DECNet hickup Revisited

Yesterday I learned how to translate the MAC address in the message to a DECNet address: Take the last two bytes, swap them, convert to decimal number, DIV and MOD by 1024 and you end up with network.node. As it turns out to be 21.01 – or the machine itself. That makes sense: HTTP$NOBODY is the CGI-user of the WASD server. Now locate service number 17 (hex?). The question remains what happened…

DECNet hickup???

DECNet???
In yesterday’s logfile, I found a number of entries like this:
%%%%%%%%%%% OPCOM 23-MAY-2007 11:59:13.74 %%%%%%%%%%%
Message from user SYSTEM on DIANA
Event: Access Control Violation from: Node LOCAL:.DIANA Session Control,
at: 2007-05-23-12:59:13.150+02:00Iinf
NSAP Address=49::00-15:AA-00-04-00-01-54:21,
Source=UIC = [0,0]HTTP$NOBODY,
Destination=number = 17,
Destination User="",
Destination Account="",
Node Name=LOCAL:.DIANA
eventUid 05E361FC-0925-11DC-A8A1-0000F87653E2
entityUid 415FAA9C-F8E3-11DB-81F1-AA0004000154
streamUid 5144F470-F8E3-11DB-82D7-AA0004000154

That looks like DECNet, run by the webserver??? (given the user HTTP$NOBODY) but the webserver logfile doesn’t show anything on this. I know that at that time SSH did not respond at all, and the webserver was very slow. No idea what could have caused it.
49:: is not on my network, that’s for sure.

23-May-2007

T4_WASDLOG
The program is ready, the code documented. Some other documents need to be compiled before the kit (one zipfile containing the (Pascal) source, objectfile and executable can be published.
Interesting feature: I build the program ENTIRELY on my laptop, using Personal Alpha (VMS 8.2, to be complete).

22-May-2007

Errors
The performance tools have run after installation, but the procedurelog showed a number of errors, that I thought to be related to the previously installed verion, that I had to de-install before installing the new one. So I simply re-installed the product, reconfigured it and started it again. Next midnight, it started again and one day later, I got results, but niot exactly what I expected. Some problems got away, but others kept appearing. It now runs all day as it should, returning files, in all about 16000 blocks or 8 Mb each day (no big deal on a 18Gb disk) where monitor’s recording is by far the biggest contributor. But processing this big file gives a warning that should not occur:

(00:00:01) $ T4Extr T4_DIANA_22MAY2007_0001_2359_Mon.Dat -
/Csv_File=T4_DIANA_22MAY2007_0001_2359_Mon.Csv -
/Class=(All,NoScs,NoDisk,NoRms) -
/Process_Name=("*LMD0*","*SHAD*","*PRODOPER*","*BATCH*"♦
%SYSTEM-W-BADFILEHDR, bad file header

It says Warning, but the resulting file is indeed missing, resulting in even more errors later on where these extractions are expected to exist.

□ □ □ □ □ □ □

* LIST OF TASKS *
[a] In the VMS journal, what hardware and software was used to build the T4_WASDLOG program?
[b] What steps does the VMS journal give for translating the MAC address in the message into a DECNet address?
The material that follows comes from a separate source.

[Data for understanding documents]
□ □ □ □ □ □ □

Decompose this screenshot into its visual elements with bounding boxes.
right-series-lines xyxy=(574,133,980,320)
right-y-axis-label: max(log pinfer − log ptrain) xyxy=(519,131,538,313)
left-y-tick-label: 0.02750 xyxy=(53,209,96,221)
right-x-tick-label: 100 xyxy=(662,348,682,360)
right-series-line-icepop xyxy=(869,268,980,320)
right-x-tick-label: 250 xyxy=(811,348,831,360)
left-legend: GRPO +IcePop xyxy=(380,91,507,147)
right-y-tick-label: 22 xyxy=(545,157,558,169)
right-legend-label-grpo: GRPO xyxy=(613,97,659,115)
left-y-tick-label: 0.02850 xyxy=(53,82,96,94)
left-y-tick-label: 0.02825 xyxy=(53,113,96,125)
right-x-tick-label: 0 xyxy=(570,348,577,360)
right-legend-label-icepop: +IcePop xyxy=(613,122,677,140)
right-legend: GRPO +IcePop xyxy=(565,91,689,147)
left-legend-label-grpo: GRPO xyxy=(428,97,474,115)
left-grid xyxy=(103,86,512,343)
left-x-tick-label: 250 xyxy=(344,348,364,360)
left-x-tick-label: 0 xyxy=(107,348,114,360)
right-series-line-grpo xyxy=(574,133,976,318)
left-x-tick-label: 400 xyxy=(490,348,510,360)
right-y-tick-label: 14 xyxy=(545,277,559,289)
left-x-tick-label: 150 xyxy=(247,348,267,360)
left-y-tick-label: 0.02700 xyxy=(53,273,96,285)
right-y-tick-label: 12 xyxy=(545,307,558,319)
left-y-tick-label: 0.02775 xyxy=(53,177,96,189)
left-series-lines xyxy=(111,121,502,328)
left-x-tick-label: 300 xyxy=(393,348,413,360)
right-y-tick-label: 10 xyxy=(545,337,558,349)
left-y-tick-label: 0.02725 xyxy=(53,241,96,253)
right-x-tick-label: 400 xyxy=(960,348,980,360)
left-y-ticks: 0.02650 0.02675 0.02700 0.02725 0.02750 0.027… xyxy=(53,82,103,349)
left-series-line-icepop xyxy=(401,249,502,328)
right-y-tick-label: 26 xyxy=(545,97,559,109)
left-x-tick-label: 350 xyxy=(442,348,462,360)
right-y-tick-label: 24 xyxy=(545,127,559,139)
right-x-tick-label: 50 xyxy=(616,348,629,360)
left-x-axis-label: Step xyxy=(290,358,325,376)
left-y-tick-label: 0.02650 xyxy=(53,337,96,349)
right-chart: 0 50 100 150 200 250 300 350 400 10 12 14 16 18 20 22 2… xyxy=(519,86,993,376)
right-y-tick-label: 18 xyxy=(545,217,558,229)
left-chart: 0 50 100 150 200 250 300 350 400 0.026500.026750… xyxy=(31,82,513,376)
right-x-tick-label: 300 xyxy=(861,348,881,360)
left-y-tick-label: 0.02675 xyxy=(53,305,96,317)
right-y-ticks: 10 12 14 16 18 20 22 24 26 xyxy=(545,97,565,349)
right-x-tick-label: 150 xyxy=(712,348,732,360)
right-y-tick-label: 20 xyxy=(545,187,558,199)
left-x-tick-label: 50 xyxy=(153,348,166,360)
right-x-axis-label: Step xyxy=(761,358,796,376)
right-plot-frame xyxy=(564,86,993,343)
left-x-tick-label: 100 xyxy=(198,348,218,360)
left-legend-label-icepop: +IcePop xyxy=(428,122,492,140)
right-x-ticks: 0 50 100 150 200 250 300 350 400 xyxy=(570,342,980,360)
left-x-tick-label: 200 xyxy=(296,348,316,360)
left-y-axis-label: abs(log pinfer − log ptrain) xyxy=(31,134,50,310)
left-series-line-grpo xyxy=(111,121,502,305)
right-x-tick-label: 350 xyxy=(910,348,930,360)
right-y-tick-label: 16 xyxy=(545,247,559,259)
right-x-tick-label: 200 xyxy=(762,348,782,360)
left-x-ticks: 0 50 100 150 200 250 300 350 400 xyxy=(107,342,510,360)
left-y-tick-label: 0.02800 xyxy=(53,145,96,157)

□ □ □ □ □ □ □

* TASK-BY-TASK OUTPUTS *
[a] It was built entirely on a laptop using Personal Alpha (VMS 8.2).

[b]
1. Take the last two bytes.
2. Swap them.
3. Convert them to a decimal number.
4. DIV and MOD by 1024 to get network.node.